Texte de la page -
Comment un enseignant prépare-t-il un nouveau programme dans les conditions actuelles ? Nicolas Cohen, enseignant de SVT au lycée Fragonard de L’Isle-Adam (95), entame sa 20ème rentrée scolaire après « un travail colossal » effectué cet été. L’enseignant, qui s’inquiète de l’intérêt des élèves pour les SVT en 2nde, a opté pour la plateforme Éléa qui permet « de créer et de partager des parcours complets en ligne ». La progression de ses lycéens pourra être suivie individuellement notamment en cas de travail à distance. Nicolas Cohen définit sa démarche comme « un enseignement hybride dont le contenu est modifiable en temps réel ». L’enseignant nous confie aussi ses outils numériques favoris utilisés en classe.
Comment avez-vous préparé cette année scolaire ?

Données brutes -
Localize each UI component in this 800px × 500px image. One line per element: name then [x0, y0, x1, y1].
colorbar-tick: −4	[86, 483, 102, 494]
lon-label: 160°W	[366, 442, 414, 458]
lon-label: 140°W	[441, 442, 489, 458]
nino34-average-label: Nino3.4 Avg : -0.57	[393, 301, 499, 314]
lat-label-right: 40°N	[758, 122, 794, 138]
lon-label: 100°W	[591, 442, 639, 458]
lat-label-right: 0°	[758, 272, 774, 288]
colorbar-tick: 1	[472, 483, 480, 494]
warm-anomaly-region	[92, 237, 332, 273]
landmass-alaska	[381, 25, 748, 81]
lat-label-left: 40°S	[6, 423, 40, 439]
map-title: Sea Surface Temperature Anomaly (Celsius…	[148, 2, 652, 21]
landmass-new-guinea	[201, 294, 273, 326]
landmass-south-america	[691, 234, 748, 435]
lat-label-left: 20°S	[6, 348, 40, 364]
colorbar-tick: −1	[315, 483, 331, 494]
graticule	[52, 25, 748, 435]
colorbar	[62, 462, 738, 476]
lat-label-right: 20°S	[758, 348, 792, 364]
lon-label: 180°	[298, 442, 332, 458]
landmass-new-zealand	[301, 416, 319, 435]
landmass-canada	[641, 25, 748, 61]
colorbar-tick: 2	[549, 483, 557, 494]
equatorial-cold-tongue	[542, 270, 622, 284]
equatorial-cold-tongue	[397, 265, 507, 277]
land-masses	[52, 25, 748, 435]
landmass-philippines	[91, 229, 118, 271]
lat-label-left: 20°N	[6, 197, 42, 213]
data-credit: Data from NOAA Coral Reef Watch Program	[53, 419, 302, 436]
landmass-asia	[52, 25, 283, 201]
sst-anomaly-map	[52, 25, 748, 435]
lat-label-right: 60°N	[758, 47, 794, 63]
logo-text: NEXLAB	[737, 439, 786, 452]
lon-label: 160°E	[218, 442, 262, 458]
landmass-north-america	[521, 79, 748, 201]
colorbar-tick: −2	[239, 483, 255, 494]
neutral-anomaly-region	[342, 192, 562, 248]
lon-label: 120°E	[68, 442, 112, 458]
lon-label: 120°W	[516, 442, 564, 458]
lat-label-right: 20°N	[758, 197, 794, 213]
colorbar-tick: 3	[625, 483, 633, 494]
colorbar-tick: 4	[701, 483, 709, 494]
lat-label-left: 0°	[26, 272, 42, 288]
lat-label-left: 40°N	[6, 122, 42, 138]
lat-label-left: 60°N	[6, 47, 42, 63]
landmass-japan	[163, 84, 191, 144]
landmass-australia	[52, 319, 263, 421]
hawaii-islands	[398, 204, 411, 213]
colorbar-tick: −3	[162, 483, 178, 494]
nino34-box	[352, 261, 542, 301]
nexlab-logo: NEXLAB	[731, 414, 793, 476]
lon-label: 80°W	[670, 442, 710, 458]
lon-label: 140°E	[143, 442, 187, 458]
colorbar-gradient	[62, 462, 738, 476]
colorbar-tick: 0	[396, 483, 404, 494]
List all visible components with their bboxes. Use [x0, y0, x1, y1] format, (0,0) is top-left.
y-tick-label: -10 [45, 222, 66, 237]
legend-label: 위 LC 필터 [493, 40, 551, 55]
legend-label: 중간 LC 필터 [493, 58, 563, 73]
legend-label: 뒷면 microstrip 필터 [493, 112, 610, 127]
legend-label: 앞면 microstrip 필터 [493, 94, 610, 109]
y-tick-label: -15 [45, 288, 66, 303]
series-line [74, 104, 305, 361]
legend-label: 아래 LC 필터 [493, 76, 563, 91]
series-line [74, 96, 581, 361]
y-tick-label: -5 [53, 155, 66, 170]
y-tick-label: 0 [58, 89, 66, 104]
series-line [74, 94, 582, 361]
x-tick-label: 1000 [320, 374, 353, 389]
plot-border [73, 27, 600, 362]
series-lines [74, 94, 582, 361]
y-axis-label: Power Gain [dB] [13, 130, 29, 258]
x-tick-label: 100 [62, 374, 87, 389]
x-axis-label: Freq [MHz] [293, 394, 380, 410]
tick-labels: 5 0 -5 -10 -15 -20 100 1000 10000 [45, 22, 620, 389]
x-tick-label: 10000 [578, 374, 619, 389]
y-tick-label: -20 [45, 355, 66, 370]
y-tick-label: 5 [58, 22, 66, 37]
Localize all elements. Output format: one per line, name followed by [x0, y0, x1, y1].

...

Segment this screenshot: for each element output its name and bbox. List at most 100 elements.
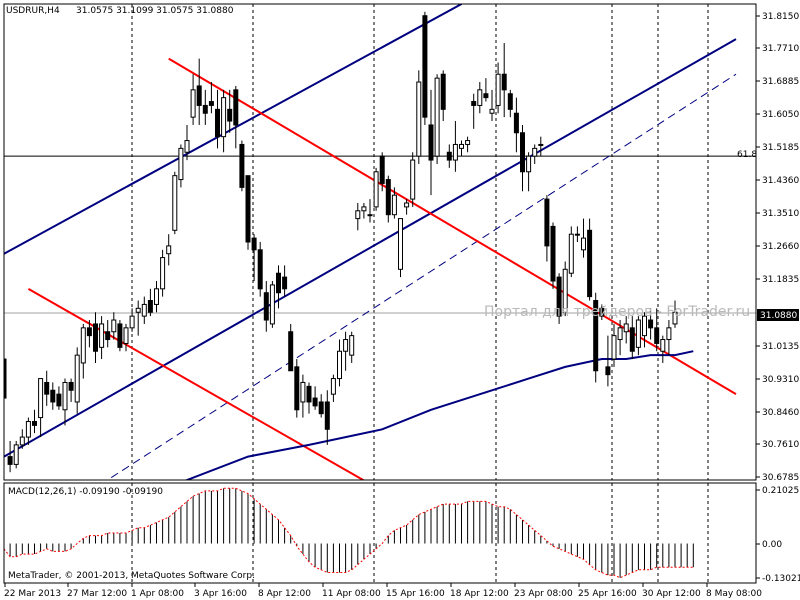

Consigne - Relevez toutes les citations placées entre guillemets dans le texte sur l'enseignant de SVT.

Exercice corrigé -
- « un travail colossal »
- « de créer et de partager des parcours complets en ligne »
- « un enseignement hybride dont le contenu est modifiable en temps réel »